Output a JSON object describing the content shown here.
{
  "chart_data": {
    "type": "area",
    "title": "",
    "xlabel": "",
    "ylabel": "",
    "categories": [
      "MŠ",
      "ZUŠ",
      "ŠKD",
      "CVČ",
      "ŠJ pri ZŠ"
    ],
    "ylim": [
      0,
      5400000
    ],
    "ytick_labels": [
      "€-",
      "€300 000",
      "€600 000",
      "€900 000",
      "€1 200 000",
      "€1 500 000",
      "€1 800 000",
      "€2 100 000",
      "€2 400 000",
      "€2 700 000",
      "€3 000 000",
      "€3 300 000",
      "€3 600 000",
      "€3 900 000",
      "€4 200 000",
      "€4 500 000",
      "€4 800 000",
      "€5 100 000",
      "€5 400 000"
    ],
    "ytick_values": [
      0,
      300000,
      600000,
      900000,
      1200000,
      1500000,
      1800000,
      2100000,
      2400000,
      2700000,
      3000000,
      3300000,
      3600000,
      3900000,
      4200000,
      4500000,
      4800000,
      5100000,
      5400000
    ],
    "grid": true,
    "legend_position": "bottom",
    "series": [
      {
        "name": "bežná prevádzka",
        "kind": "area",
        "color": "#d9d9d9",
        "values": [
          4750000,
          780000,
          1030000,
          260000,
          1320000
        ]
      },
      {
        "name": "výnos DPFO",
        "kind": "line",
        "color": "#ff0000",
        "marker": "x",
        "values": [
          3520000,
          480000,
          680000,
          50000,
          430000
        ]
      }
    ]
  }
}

-=-=-

**Task details**. From the records above, extract each line exactly as shown.

**Task solution**.
Output a JSON object describing the content shown here.
{
  "chart_data": {
    "type": "area",
    "title": "",
    "xlabel": "",
    "ylabel": "",
    "categories": [
      "MŠ",
      "ZUŠ",
      "ŠKD",
      "CVČ",
      "ŠJ pri ZŠ"
    ],
    "ylim": [
      0,
      5400000
    ],
    "ytick_labels": [
      "€-",
      "€300 000",
      "€600 000",
      "€900 000",
      "€1 200 000",
      "€1 500 000",
      "€1 800 000",
      "€2 100 000",
      "€2 400 000",
      "€2 700 000",
      "€3 000 000",
      "€3 300 000",
      "€3 600 000",
      "€3 900 000",
      "€4 200 000",
      "€4 500 000",
      "€4 800 000",
      "€5 100 000",
      "€5 400 000"
    ],
    "ytick_values": [
      0,
      300000,
      600000,
      900000,
      1200000,
      1500000,
      1800000,
      2100000,
      2400000,
      2700000,
      3000000,
      3300000,
      3600000,
      3900000,
      4200000,
      4500000,
      4800000,
      5100000,
      5400000
    ],
    "grid": true,
    "legend_position": "bottom",
    "series": [
      {
        "name": "bežná prevádzka",
        "kind": "area",
        "color": "#d9d9d9",
        "values": [
          4750000,
          780000,
          1030000,
          260000,
          1320000
        ]
      },
      {
        "name": "výnos DPFO",
        "kind": "line",
        "color": "#ff0000",
        "marker": "x",
        "values": [
          3520000,
          480000,
          680000,
          50000,
          430000
        ]
      }
    ]
  }
}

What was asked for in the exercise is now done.